** START OF Exercise inputs **
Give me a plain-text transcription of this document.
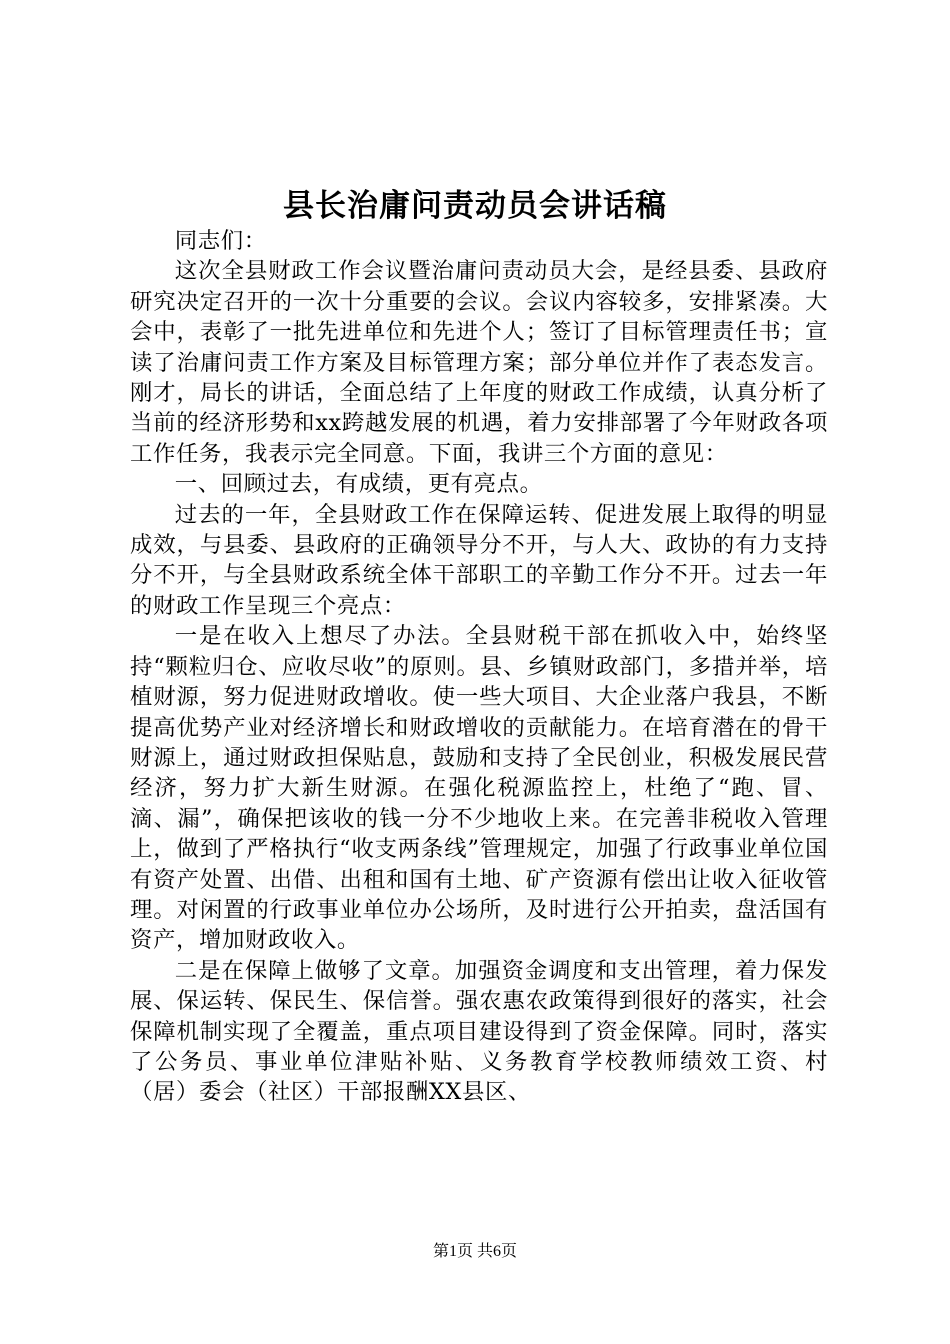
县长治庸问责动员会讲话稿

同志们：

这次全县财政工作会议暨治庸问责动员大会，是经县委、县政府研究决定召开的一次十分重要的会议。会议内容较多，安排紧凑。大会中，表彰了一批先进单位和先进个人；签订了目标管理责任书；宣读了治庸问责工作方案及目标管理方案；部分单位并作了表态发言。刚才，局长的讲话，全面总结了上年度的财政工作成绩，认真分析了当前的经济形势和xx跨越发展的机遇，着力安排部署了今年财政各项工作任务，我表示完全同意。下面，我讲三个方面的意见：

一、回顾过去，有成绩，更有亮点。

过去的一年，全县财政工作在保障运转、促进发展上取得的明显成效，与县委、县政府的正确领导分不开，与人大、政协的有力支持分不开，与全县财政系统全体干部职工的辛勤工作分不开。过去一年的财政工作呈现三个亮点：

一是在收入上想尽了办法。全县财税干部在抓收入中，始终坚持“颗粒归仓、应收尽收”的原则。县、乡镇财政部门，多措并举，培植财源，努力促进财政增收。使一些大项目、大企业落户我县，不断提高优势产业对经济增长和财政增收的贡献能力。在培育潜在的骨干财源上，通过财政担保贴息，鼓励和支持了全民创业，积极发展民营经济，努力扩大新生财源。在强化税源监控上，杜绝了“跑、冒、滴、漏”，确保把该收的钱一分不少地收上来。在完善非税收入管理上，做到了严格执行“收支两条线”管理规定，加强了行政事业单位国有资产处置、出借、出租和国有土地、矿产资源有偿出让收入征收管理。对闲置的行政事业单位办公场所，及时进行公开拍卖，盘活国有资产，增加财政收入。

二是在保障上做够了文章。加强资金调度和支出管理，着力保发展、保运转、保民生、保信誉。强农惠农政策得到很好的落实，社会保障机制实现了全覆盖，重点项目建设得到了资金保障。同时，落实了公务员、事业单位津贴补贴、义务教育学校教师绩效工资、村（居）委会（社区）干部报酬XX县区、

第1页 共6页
** END OF Exercise inputs **
What you need to do: Write out each line of the data exactly; the images should be left out.

Complete response:
Give me a plain-text transcription of this document.
县长治庸问责动员会讲话稿

同志们：

这次全县财政工作会议暨治庸问责动员大会，是经县委、县政府研究决定召开的一次十分重要的会议。会议内容较多，安排紧凑。大会中，表彰了一批先进单位和先进个人；签订了目标管理责任书；宣读了治庸问责工作方案及目标管理方案；部分单位并作了表态发言。刚才，局长的讲话，全面总结了上年度的财政工作成绩，认真分析了当前的经济形势和xx跨越发展的机遇，着力安排部署了今年财政各项工作任务，我表示完全同意。下面，我讲三个方面的意见：

一、回顾过去，有成绩，更有亮点。

过去的一年，全县财政工作在保障运转、促进发展上取得的明显成效，与县委、县政府的正确领导分不开，与人大、政协的有力支持分不开，与全县财政系统全体干部职工的辛勤工作分不开。过去一年的财政工作呈现三个亮点：

一是在收入上想尽了办法。全县财税干部在抓收入中，始终坚持“颗粒归仓、应收尽收”的原则。县、乡镇财政部门，多措并举，培植财源，努力促进财政增收。使一些大项目、大企业落户我县，不断提高优势产业对经济增长和财政增收的贡献能力。在培育潜在的骨干财源上，通过财政担保贴息，鼓励和支持了全民创业，积极发展民营经济，努力扩大新生财源。在强化税源监控上，杜绝了“跑、冒、滴、漏”，确保把该收的钱一分不少地收上来。在完善非税收入管理上，做到了严格执行“收支两条线”管理规定，加强了行政事业单位国有资产处置、出借、出租和国有土地、矿产资源有偿出让收入征收管理。对闲置的行政事业单位办公场所，及时进行公开拍卖，盘活国有资产，增加财政收入。

二是在保障上做够了文章。加强资金调度和支出管理，着力保发展、保运转、保民生、保信誉。强农惠农政策得到很好的落实，社会保障机制实现了全覆盖，重点项目建设得到了资金保障。同时，落实了公务员、事业单位津贴补贴、义务教育学校教师绩效工资、村（居）委会（社区）干部报酬XX县区、

第1页 共6页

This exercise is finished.